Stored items
★ ★ ★ ★ ★

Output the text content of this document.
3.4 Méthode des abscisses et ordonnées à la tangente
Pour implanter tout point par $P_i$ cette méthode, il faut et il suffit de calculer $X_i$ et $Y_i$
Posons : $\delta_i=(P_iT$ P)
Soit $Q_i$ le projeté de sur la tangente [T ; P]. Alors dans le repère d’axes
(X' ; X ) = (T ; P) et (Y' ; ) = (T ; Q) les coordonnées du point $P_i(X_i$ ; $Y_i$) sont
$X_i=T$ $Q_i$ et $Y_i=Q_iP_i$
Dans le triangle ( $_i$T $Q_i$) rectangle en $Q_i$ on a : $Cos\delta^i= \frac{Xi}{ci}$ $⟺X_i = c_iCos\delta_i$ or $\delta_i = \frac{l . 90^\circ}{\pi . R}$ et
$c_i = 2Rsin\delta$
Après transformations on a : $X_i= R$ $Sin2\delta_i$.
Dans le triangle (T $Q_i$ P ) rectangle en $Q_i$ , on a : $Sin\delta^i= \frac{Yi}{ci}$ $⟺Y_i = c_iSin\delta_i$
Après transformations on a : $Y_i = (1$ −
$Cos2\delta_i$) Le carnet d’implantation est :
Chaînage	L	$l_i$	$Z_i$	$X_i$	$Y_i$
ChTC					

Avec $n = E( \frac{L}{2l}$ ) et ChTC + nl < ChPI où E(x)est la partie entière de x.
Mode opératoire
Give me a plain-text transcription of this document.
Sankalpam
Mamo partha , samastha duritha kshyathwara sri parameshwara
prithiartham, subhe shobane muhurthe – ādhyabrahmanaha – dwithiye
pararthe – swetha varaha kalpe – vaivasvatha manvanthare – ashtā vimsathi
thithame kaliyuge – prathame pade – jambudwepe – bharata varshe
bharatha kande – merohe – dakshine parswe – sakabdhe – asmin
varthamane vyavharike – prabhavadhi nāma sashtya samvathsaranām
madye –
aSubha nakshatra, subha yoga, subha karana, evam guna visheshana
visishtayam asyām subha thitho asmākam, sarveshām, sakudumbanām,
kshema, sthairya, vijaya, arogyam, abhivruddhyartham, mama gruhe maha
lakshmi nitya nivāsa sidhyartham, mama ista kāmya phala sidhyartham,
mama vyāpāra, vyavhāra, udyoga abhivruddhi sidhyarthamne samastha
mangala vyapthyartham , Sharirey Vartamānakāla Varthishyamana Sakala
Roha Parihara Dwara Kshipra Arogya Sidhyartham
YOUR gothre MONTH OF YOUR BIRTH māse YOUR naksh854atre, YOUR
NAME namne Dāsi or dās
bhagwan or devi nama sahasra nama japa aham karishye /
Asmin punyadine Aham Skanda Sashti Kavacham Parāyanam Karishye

★ ★ ★ ★ ★

> Set problem
Quote exactly the line containing "Give me a plain-text" and every later line through the end of the listing, and no other lines.

> Reply
Give me a plain-text transcription of this document.
Sankalpam
Mamo partha , samastha duritha kshyathwara sri parameshwara
prithiartham, subhe shobane muhurthe – ādhyabrahmanaha – dwithiye
pararthe – swetha varaha kalpe – vaivasvatha manvanthare – ashtā vimsathi
thithame kaliyuge – prathame pade – jambudwepe – bharata varshe
bharatha kande – merohe – dakshine parswe – sakabdhe – asmin
varthamane vyavharike – prabhavadhi nāma sashtya samvathsaranām
madye –
aSubha nakshatra, subha yoga, subha karana, evam guna visheshana
visishtayam asyām subha thitho asmākam, sarveshām, sakudumbanām,
kshema, sthairya, vijaya, arogyam, abhivruddhyartham, mama gruhe maha
lakshmi nitya nivāsa sidhyartham, mama ista kāmya phala sidhyartham,
mama vyāpāra, vyavhāra, udyoga abhivruddhi sidhyarthamne samastha
mangala vyapthyartham , Sharirey Vartamānakāla Varthishyamana Sakala
Roha Parihara Dwara Kshipra Arogya Sidhyartham
YOUR gothre MONTH OF YOUR BIRTH māse YOUR naksh854atre, YOUR
NAME namne Dāsi or dās
bhagwan or devi nama sahasra nama japa aham karishye /
Asmin punyadine Aham Skanda Sashti Kavacham Parāyanam Karishye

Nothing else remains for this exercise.